Copy whichever lines contain the string "this".

- **MATERIAL SUPPLIED**:
§ §
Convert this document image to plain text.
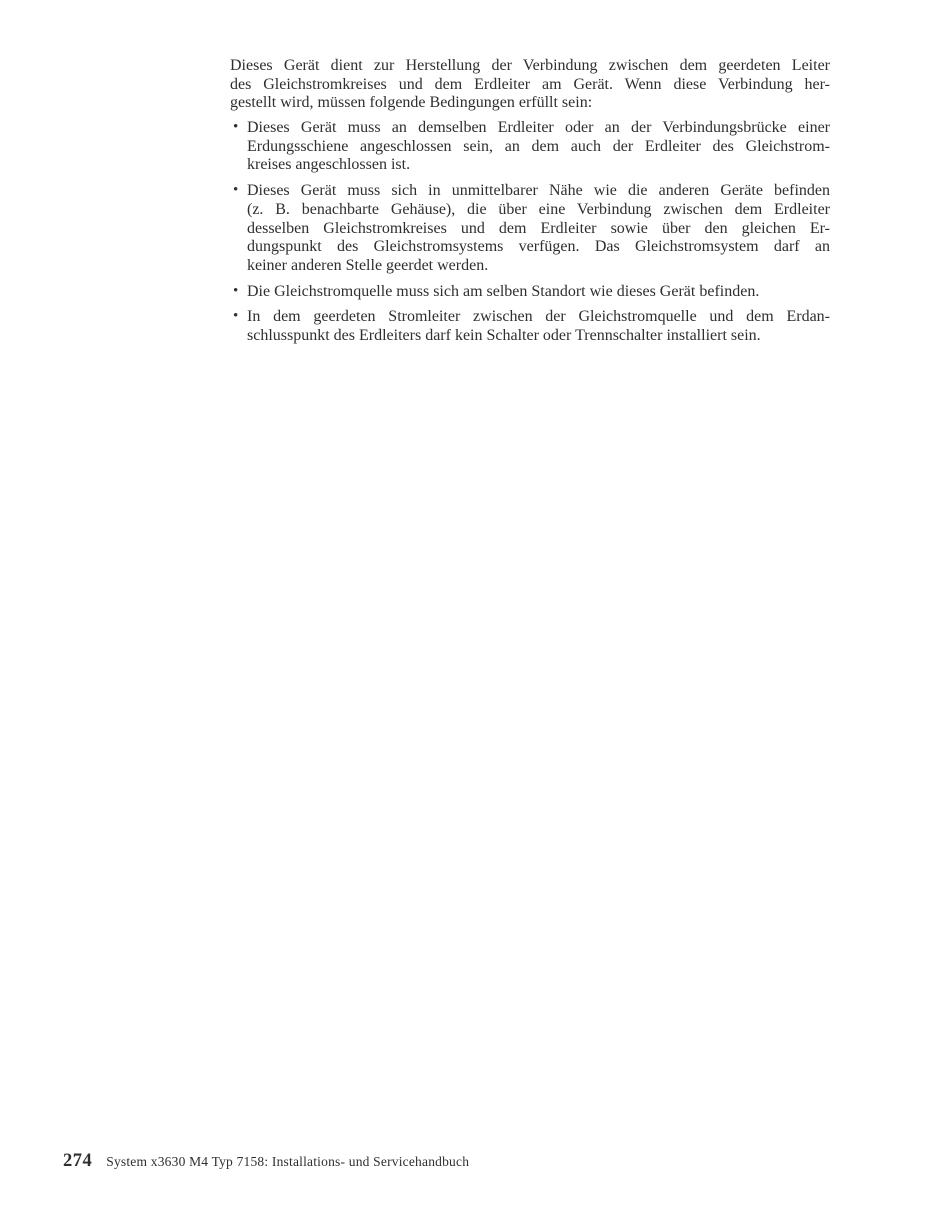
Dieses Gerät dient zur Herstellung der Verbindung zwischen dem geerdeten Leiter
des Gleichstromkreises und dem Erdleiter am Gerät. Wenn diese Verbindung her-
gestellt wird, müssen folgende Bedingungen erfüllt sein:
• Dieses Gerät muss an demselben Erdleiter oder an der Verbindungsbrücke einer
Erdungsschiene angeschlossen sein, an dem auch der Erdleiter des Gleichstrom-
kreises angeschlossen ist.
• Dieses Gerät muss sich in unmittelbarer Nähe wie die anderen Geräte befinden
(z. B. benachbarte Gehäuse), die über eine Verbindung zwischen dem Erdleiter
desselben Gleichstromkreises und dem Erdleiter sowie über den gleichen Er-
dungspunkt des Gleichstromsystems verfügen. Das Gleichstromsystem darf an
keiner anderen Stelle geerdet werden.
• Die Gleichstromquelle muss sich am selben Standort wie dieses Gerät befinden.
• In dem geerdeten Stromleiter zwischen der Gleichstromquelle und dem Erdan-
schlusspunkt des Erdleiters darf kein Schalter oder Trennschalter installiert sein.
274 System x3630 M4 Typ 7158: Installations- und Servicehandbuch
§ §
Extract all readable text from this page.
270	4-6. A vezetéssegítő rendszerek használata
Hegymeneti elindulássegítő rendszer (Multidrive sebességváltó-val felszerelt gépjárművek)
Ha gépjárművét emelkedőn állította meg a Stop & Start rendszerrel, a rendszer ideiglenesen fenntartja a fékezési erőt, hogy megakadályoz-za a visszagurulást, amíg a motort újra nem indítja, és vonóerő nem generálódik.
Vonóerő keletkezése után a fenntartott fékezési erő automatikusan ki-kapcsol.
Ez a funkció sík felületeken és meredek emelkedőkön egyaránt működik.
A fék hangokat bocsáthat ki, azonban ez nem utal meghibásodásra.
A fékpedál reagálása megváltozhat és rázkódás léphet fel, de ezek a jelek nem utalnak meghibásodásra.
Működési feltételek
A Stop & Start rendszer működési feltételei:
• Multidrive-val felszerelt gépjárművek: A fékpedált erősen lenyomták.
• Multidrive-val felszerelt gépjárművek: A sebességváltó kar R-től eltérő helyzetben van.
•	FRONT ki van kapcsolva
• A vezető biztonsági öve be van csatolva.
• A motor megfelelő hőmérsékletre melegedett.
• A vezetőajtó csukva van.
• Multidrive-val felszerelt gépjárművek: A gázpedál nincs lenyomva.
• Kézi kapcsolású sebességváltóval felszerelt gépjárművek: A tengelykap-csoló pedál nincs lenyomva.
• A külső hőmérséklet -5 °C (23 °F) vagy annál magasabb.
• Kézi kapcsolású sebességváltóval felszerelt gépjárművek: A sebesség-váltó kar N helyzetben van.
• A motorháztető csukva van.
§ §
- **RESPONSE**:
Convert this document image to plain text.
Extract all readable text from this page.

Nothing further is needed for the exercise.